━━━ RECORDS FOR THIS TASK
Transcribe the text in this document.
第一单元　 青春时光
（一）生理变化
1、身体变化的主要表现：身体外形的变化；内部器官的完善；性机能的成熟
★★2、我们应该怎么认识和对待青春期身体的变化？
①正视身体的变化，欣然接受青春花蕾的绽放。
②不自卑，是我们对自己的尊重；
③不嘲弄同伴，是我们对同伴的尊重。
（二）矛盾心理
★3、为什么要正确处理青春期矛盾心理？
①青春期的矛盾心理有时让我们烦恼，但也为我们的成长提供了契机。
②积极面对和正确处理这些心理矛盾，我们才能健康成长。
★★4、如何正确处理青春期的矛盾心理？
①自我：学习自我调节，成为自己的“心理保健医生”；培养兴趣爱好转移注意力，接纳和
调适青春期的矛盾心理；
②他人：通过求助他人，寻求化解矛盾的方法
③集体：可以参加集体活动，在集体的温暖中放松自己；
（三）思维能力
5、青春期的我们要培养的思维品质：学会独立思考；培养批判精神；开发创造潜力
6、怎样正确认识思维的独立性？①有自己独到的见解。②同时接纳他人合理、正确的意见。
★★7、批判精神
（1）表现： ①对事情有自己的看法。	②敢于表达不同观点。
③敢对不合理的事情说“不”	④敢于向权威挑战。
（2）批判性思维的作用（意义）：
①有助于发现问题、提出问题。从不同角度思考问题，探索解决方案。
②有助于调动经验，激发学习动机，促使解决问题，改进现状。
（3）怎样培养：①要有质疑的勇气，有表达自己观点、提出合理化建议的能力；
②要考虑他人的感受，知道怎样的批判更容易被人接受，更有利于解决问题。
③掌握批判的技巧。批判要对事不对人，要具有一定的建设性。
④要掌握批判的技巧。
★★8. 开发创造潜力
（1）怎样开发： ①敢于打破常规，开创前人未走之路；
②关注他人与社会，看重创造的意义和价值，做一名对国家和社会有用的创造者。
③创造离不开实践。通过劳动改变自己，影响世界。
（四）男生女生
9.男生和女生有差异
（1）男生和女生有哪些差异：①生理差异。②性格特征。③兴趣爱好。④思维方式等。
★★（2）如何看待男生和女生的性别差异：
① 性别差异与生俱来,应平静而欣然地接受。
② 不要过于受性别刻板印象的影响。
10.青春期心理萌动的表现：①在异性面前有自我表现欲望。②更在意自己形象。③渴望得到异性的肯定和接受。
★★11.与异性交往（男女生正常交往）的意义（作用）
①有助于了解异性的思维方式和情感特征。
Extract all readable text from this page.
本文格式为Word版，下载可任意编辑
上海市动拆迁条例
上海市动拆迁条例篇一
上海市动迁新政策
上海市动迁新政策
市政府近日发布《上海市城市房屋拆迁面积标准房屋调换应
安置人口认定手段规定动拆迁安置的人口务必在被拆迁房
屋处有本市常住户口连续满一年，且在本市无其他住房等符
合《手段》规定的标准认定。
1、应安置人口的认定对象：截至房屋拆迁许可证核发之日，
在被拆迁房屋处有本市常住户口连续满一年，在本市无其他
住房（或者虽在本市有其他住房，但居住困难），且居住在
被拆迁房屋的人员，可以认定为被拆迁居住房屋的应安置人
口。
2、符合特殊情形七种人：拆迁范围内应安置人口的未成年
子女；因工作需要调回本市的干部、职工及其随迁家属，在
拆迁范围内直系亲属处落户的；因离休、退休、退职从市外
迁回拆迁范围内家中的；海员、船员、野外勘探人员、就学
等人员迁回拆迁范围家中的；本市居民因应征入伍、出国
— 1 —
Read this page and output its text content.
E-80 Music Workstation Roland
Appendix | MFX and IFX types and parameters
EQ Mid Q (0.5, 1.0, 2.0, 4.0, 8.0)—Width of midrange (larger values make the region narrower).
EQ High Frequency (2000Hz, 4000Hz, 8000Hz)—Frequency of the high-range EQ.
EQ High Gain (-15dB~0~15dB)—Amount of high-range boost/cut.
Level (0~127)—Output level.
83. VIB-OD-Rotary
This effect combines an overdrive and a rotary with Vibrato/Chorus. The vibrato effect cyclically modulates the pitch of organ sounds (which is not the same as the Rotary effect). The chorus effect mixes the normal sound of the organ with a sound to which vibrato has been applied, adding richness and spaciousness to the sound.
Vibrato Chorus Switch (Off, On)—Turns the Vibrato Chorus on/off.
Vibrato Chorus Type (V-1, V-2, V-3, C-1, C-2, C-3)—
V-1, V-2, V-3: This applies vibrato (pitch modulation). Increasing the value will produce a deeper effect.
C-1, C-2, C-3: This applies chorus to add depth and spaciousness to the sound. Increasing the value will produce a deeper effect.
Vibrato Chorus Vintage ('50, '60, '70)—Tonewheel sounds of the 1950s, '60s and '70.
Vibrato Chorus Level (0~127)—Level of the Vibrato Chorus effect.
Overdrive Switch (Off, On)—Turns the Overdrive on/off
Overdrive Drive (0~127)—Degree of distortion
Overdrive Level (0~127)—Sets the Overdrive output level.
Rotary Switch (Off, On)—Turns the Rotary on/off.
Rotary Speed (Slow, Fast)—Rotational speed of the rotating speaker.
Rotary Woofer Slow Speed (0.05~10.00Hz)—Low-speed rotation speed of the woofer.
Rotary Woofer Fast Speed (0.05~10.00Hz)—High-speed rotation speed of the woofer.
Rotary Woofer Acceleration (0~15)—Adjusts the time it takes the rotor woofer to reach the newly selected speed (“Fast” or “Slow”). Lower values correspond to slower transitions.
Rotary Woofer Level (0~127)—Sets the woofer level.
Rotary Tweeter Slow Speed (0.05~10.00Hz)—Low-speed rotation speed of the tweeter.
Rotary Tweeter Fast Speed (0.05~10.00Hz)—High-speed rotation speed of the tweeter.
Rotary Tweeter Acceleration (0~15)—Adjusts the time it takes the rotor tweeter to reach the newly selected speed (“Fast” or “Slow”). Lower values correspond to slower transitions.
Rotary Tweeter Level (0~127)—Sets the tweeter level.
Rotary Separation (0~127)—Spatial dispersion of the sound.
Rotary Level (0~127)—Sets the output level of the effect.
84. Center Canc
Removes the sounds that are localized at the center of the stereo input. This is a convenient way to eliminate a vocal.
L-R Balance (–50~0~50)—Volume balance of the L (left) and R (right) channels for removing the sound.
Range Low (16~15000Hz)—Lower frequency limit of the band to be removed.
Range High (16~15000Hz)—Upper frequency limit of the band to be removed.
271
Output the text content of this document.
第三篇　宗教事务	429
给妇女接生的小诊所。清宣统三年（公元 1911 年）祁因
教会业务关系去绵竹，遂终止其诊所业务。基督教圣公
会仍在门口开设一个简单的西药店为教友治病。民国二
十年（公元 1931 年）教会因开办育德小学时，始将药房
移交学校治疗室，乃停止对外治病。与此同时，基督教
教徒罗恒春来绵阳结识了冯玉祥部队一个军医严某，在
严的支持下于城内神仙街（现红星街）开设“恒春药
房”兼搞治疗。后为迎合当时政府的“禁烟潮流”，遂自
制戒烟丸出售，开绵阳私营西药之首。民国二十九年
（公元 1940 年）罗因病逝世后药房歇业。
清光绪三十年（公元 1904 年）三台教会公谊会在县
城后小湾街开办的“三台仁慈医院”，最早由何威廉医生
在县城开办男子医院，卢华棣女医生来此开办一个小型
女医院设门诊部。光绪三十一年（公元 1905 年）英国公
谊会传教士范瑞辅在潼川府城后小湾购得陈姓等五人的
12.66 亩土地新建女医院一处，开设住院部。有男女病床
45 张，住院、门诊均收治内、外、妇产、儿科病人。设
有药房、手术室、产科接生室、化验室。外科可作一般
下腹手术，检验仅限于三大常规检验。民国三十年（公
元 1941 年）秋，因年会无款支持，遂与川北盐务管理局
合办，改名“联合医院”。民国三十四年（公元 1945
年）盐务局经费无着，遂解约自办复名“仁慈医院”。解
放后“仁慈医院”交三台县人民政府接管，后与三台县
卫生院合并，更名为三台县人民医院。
━━━━━━
> [WORK TO BE COMPLETED]: Provide only the number of lines in the entries that hold the word "reach".

> [ANSWER TO THIS TASK]: 2